◆ GIVEN INSTRUCTION
Below is a listing; reproduce each line of it exactly.

Data entries
____________________
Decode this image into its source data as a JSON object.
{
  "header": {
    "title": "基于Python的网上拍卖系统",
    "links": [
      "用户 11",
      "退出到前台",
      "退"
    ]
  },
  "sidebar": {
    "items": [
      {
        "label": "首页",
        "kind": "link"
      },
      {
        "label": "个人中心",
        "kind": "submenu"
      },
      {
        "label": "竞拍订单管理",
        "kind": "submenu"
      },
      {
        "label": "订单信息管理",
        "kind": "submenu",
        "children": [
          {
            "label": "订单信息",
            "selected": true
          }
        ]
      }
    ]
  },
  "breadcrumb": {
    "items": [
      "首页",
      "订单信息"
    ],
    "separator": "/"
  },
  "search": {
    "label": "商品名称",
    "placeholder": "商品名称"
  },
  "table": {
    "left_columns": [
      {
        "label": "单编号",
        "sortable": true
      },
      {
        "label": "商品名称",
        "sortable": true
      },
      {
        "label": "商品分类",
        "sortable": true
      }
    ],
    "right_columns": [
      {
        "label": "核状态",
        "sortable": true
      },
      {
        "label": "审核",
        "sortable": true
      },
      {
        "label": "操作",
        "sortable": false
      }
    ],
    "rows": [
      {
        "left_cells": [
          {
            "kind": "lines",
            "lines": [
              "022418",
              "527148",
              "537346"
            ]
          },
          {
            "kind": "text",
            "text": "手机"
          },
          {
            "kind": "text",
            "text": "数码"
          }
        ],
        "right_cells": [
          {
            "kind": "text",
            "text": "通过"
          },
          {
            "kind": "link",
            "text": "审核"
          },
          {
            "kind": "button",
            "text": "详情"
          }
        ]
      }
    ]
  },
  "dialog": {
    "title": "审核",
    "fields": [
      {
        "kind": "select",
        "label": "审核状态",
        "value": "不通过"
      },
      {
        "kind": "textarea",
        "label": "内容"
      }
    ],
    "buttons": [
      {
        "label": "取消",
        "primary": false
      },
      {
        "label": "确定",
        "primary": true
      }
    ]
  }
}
____________________
◆ THE ANSWER
Decode this image into its source data as a JSON object.
{
  "header": {
    "title": "基于Python的网上拍卖系统",
    "links": [
      "用户 11",
      "退出到前台",
      "退"
    ]
  },
  "sidebar": {
    "items": [
      {
        "label": "首页",
        "kind": "link"
      },
      {
        "label": "个人中心",
        "kind": "submenu"
      },
      {
        "label": "竞拍订单管理",
        "kind": "submenu"
      },
      {
        "label": "订单信息管理",
        "kind": "submenu",
        "children": [
          {
            "label": "订单信息",
            "selected": true
          }
        ]
      }
    ]
  },
  "breadcrumb": {
    "items": [
      "首页",
      "订单信息"
    ],
    "separator": "/"
  },
  "search": {
    "label": "商品名称",
    "placeholder": "商品名称"
  },
  "table": {
    "left_columns": [
      {
        "label": "单编号",
        "sortable": true
      },
      {
        "label": "商品名称",
        "sortable": true
      },
      {
        "label": "商品分类",
        "sortable": true
      }
    ],
    "right_columns": [
      {
        "label": "核状态",
        "sortable": true
      },
      {
        "label": "审核",
        "sortable": true
      },
      {
        "label": "操作",
        "sortable": false
      }
    ],
    "rows": [
      {
        "left_cells": [
          {
            "kind": "lines",
            "lines": [
              "022418",
              "527148",
              "537346"
            ]
          },
          {
            "kind": "text",
            "text": "手机"
          },
          {
            "kind": "text",
            "text": "数码"
          }
        ],
        "right_cells": [
          {
            "kind": "text",
            "text": "通过"
          },
          {
            "kind": "link",
            "text": "审核"
          },
          {
            "kind": "button",
            "text": "详情"
          }
        ]
      }
    ]
  },
  "dialog": {
    "title": "审核",
    "fields": [
      {
        "kind": "select",
        "label": "审核状态",
        "value": "不通过"
      },
      {
        "kind": "textarea",
        "label": "内容"
      }
    ],
    "buttons": [
      {
        "label": "取消",
        "primary": false
      },
      {
        "label": "确定",
        "primary": true
      }
    ]
  }
}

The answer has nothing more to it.